• GOAL:
Write out each record below exactly as it appears, with no pictures.

• PROVIDED ENTRIES:
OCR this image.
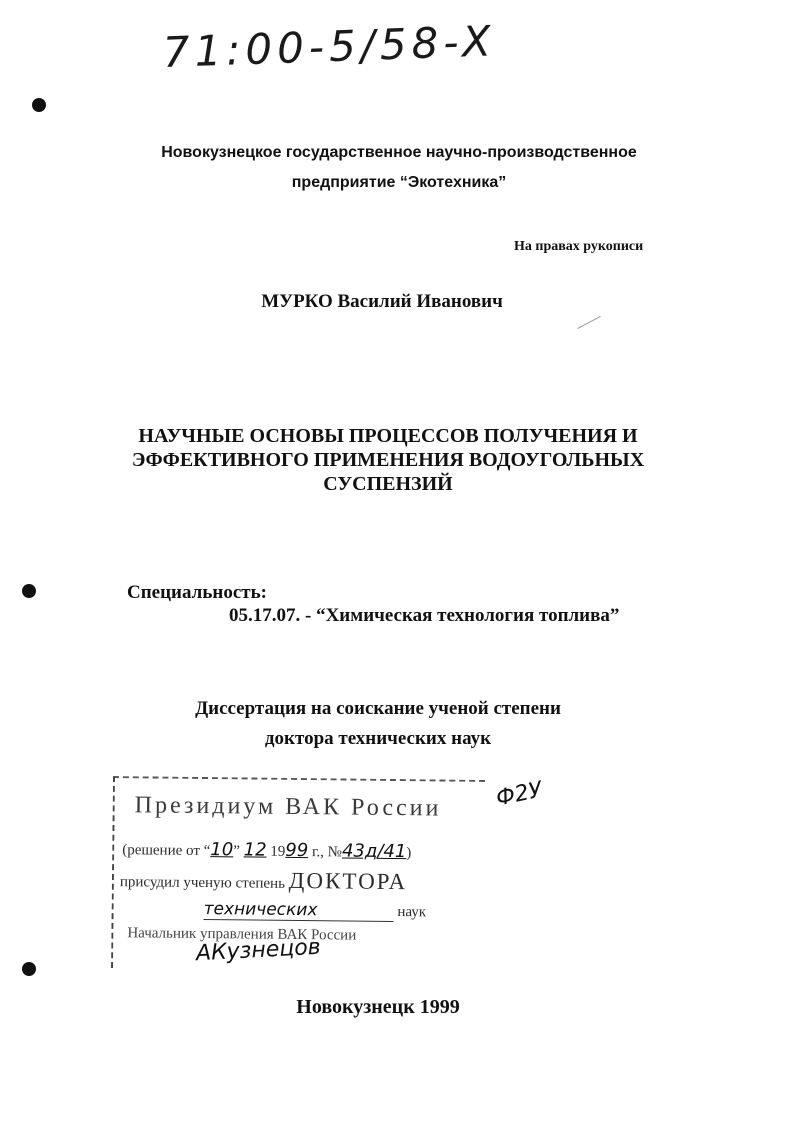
71:00-5/58-X
Новокузнецкое государственное научно-производственное
предприятие “Экотехника”
На правах рукописи
МУРКО Василий Иванович
НАУЧНЫЕ ОСНОВЫ ПРОЦЕССОВ ПОЛУЧЕНИЯ И
ЭФФЕКТИВНОГО ПРИМЕНЕНИЯ ВОДОУГОЛЬНЫХ
СУСПЕНЗИЙ
Специальность:
05.17.07. - “Химическая технология топлива”
Диссертация на соискание ученой степени
доктора технических наук
Президиум ВАК России
(решение от “10” 12 1999 г., №43д/41)
присудил ученую степень ДОКТОРА
технических	наук
Начальник управления ВАК России
АКузнецов
Ф2У
Новокузнецк 1999
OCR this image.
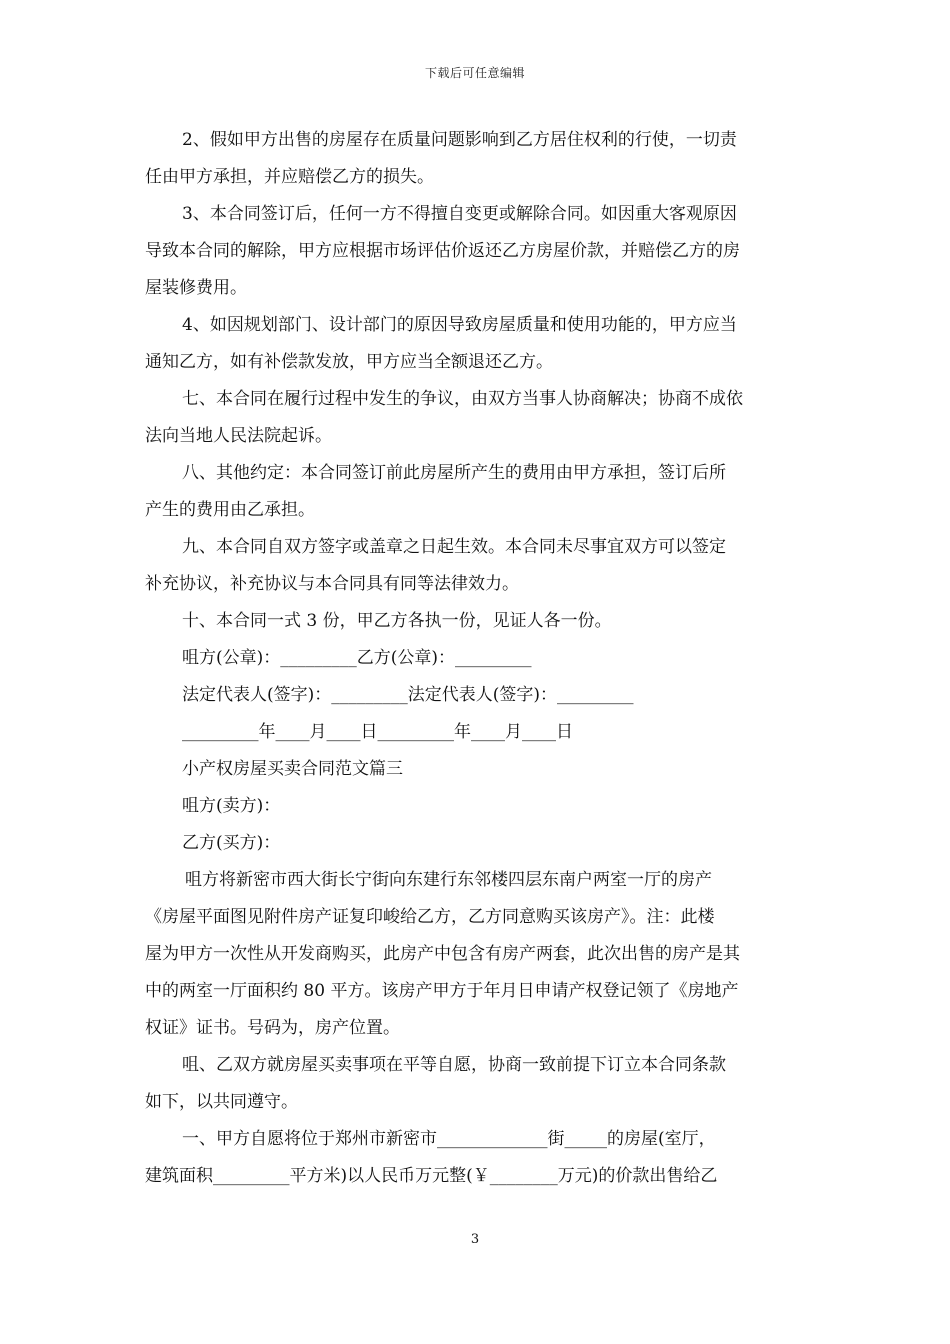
下载后可任意编辑
2、假如甲方出售的房屋存在质量问题影响到乙方居住权利的行使，一切责
任由甲方承担，并应赔偿乙方的损失。
3、本合同签订后，任何一方不得擅自变更或解除合同。如因重大客观原因
导致本合同的解除，甲方应根据市场评估价返还乙方房屋价款，并赔偿乙方的房
屋装修费用。
4、如因规划部门、设计部门的原因导致房屋质量和使用功能的，甲方应当
通知乙方，如有补偿款发放，甲方应当全额退还乙方。
七、本合同在履行过程中发生的争议，由双方当事人协商解决；协商不成依
法向当地人民法院起诉。
八、其他约定：本合同签订前此房屋所产生的费用由甲方承担，签订后所
产生的费用由乙承担。
九、本合同自双方签字或盖章之日起生效。本合同未尽事宜双方可以签定
补充协议，补充协议与本合同具有同等法律效力。
十、本合同一式 3 份，甲乙方各执一份，见证人各一份。
咀方(公章)：_________乙方(公章)：_________
法定代表人(签字)：_________法定代表人(签字)：_________
_________年____月____日_________年____月____日
小产权房屋买卖合同范文篇三
咀方(卖方)：
乙方(买方)：
咀方将新密市西大街长宁街向东建行东邻楼四层东南户两室一厅的房产
《房屋平面图见附件房产证复印峻给乙方，乙方同意购买该房产》。注：此楼
屋为甲方一次性从开发商购买，此房产中包含有房产两套，此次出售的房产是其
中的两室一厅面积约 80 平方。该房产甲方于年月日申请产权登记领了《房地产
权证》证书。号码为，房产位置。
咀、乙双方就房屋买卖事项在平等自愿，协商一致前提下订立本合同条款
如下，以共同遵守。
一、甲方自愿将位于郑州市新密市_____________街_____的房屋(室厅，
建筑面积_________平方米)以人民币万元整(￥________万元)的价款出售给乙
3
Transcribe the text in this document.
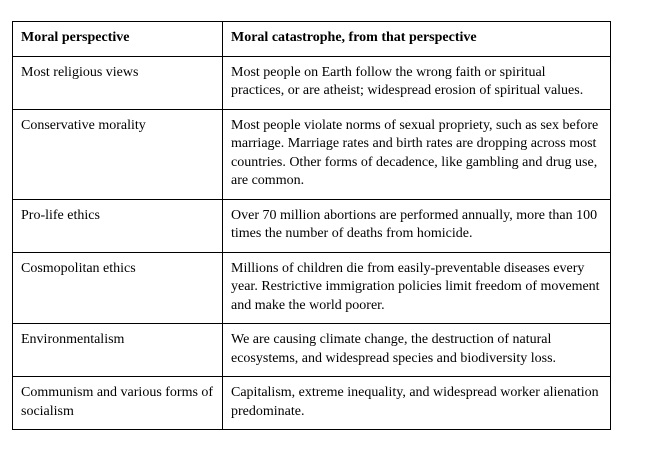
Moral perspective	Moral catastrophe, from that perspective
Most religious views	Most people on Earth follow the wrong faith or spiritual practices, or are atheist; widespread erosion of spiritual values.
Conservative morality	Most people violate norms of sexual propriety, such as sex before marriage. Marriage rates and birth rates are dropping across most countries. Other forms of decadence, like gambling and drug use, are common.
Pro-life ethics	Over 70 million abortions are performed annually, more than 100 times the number of deaths from homicide.
Cosmopolitan ethics	Millions of children die from easily-preventable diseases every year. Restrictive immigration policies limit freedom of movement and make the world poorer.
Environmentalism	We are causing climate change, the destruction of natural ecosystems, and widespread species and biodiversity loss.
Communism and various forms of socialism	Capitalism, extreme inequality, and widespread worker alienation predominate.
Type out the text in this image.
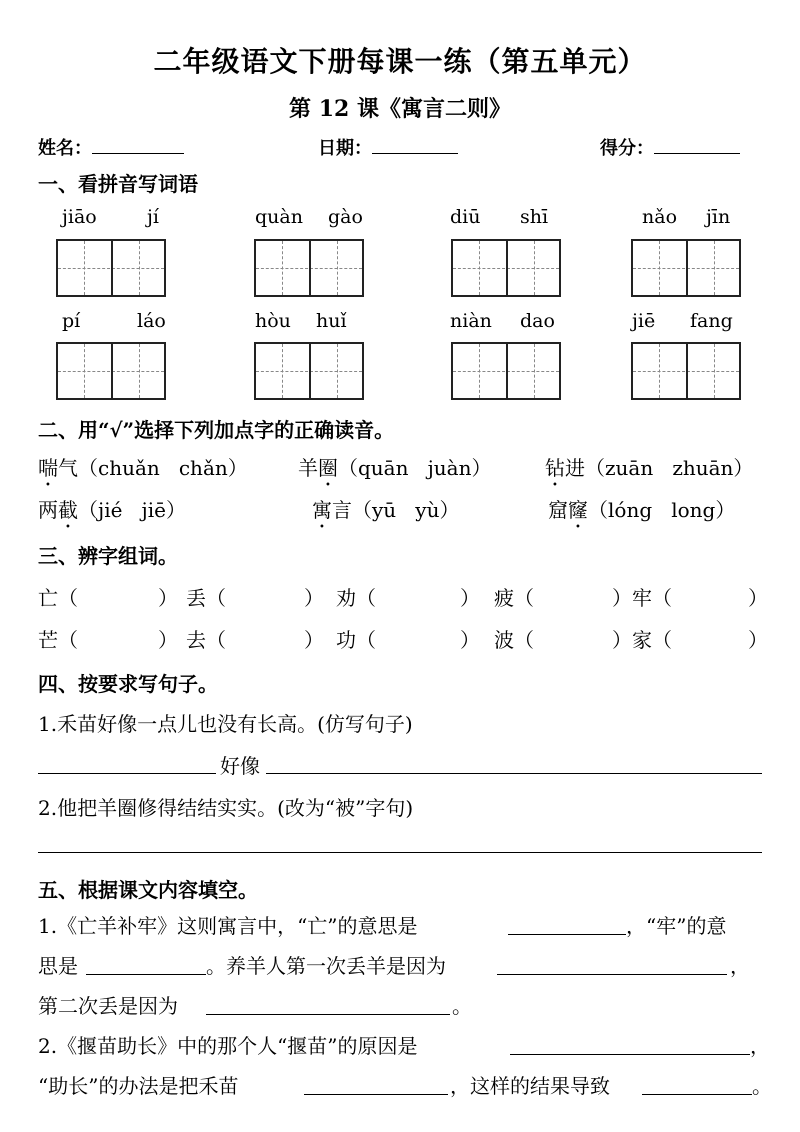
二年级语文下册每课一练（第五单元）
第 12 课《寓言二则》
姓名：	日期：	得分：
一、看拼音写词语
jiāo	jí	quàn gào	diū shī	nǎo jīn
pí	láo	hòu huǐ	niàn dao	jiē fang
二、用“√”选择下列加点字的正确读音。
喘气（chuǎn chǎn）	羊圈（quān juàn）	钻进（zuān zhuān）
两截（jié jiē）	寓言（yū yù）	窟窿（lóng long）
三、辨字组词。
亡（	） 丢（	） 劝（	） 疲（	） 牢（	）
芒（	） 去（	） 功（	） 波（	） 家（	）
四、按要求写句子。
1.禾苗好像一点儿也没有长高。(仿写句子)
好像
2.他把羊圈修得结结实实。(改为“被”字句)
五、根据课文内容填空。
1.《亡羊补牢》这则寓言中，“亡”的意思是	，“牢”的意
思是	。养羊人第一次丢羊是因为	，
第二次丢是因为	。
2.《揠苗助长》中的那个人“揠苗”的原因是	，
“助长”的办法是把禾苗	，这样的结果导致	。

• SOLUTION TO THIS TASK:
OCR this image.
71:00-5/58-X
Новокузнецкое государственное научно-производственное
предприятие “Экотехника”
На правах рукописи
МУРКО Василий Иванович
НАУЧНЫЕ ОСНОВЫ ПРОЦЕССОВ ПОЛУЧЕНИЯ И
ЭФФЕКТИВНОГО ПРИМЕНЕНИЯ ВОДОУГОЛЬНЫХ
СУСПЕНЗИЙ
Специальность:
05.17.07. - “Химическая технология топлива”
Диссертация на соискание ученой степени
доктора технических наук
Президиум ВАК России
(решение от “10” 12 1999 г., №43д/41)
присудил ученую степень ДОКТОРА
технических	наук
Начальник управления ВАК России
АКузнецов
Ф2У
Новокузнецк 1999
OCR this image.
下载后可任意编辑
2、假如甲方出售的房屋存在质量问题影响到乙方居住权利的行使，一切责
任由甲方承担，并应赔偿乙方的损失。
3、本合同签订后，任何一方不得擅自变更或解除合同。如因重大客观原因
导致本合同的解除，甲方应根据市场评估价返还乙方房屋价款，并赔偿乙方的房
屋装修费用。
4、如因规划部门、设计部门的原因导致房屋质量和使用功能的，甲方应当
通知乙方，如有补偿款发放，甲方应当全额退还乙方。
七、本合同在履行过程中发生的争议，由双方当事人协商解决；协商不成依
法向当地人民法院起诉。
八、其他约定：本合同签订前此房屋所产生的费用由甲方承担，签订后所
产生的费用由乙承担。
九、本合同自双方签字或盖章之日起生效。本合同未尽事宜双方可以签定
补充协议，补充协议与本合同具有同等法律效力。
十、本合同一式 3 份，甲乙方各执一份，见证人各一份。
咀方(公章)：_________乙方(公章)：_________
法定代表人(签字)：_________法定代表人(签字)：_________
_________年____月____日_________年____月____日
小产权房屋买卖合同范文篇三
咀方(卖方)：
乙方(买方)：
咀方将新密市西大街长宁街向东建行东邻楼四层东南户两室一厅的房产
《房屋平面图见附件房产证复印峻给乙方，乙方同意购买该房产》。注：此楼
屋为甲方一次性从开发商购买，此房产中包含有房产两套，此次出售的房产是其
中的两室一厅面积约 80 平方。该房产甲方于年月日申请产权登记领了《房地产
权证》证书。号码为，房产位置。
咀、乙双方就房屋买卖事项在平等自愿，协商一致前提下订立本合同条款
如下，以共同遵守。
一、甲方自愿将位于郑州市新密市_____________街_____的房屋(室厅，
建筑面积_________平方米)以人民币万元整(￥________万元)的价款出售给乙
3
Transcribe the text in this document.
Moral perspective	Moral catastrophe, from that perspective
Most religious views	Most people on Earth follow the wrong faith or spiritual practices, or are atheist; widespread erosion of spiritual values.
Conservative morality	Most people violate norms of sexual propriety, such as sex before marriage. Marriage rates and birth rates are dropping across most countries. Other forms of decadence, like gambling and drug use, are common.
Pro-life ethics	Over 70 million abortions are performed annually, more than 100 times the number of deaths from homicide.
Cosmopolitan ethics	Millions of children die from easily-preventable diseases every year. Restrictive immigration policies limit freedom of movement and make the world poorer.
Environmentalism	We are causing climate change, the destruction of natural ecosystems, and widespread species and biodiversity loss.
Communism and various forms of socialism	Capitalism, extreme inequality, and widespread worker alienation predominate.
Type out the text in this image.
二年级语文下册每课一练（第五单元）
第 12 课《寓言二则》
姓名：	日期：	得分：
一、看拼音写词语
jiāo	jí	quàn gào	diū shī	nǎo jīn
pí	láo	hòu huǐ	niàn dao	jiē fang
二、用“√”选择下列加点字的正确读音。
喘气（chuǎn chǎn）	羊圈（quān juàn）	钻进（zuān zhuān）
两截（jié jiē）	寓言（yū yù）	窟窿（lóng long）
三、辨字组词。
亡（	） 丢（	） 劝（	） 疲（	） 牢（	）
芒（	） 去（	） 功（	） 波（	） 家（	）
四、按要求写句子。
1.禾苗好像一点儿也没有长高。(仿写句子)
好像
2.他把羊圈修得结结实实。(改为“被”字句)
五、根据课文内容填空。
1.《亡羊补牢》这则寓言中，“亡”的意思是	，“牢”的意
思是	。养羊人第一次丢羊是因为	，
第二次丢是因为	。
2.《揠苗助长》中的那个人“揠苗”的原因是	，
“助长”的办法是把禾苗	，这样的结果导致	。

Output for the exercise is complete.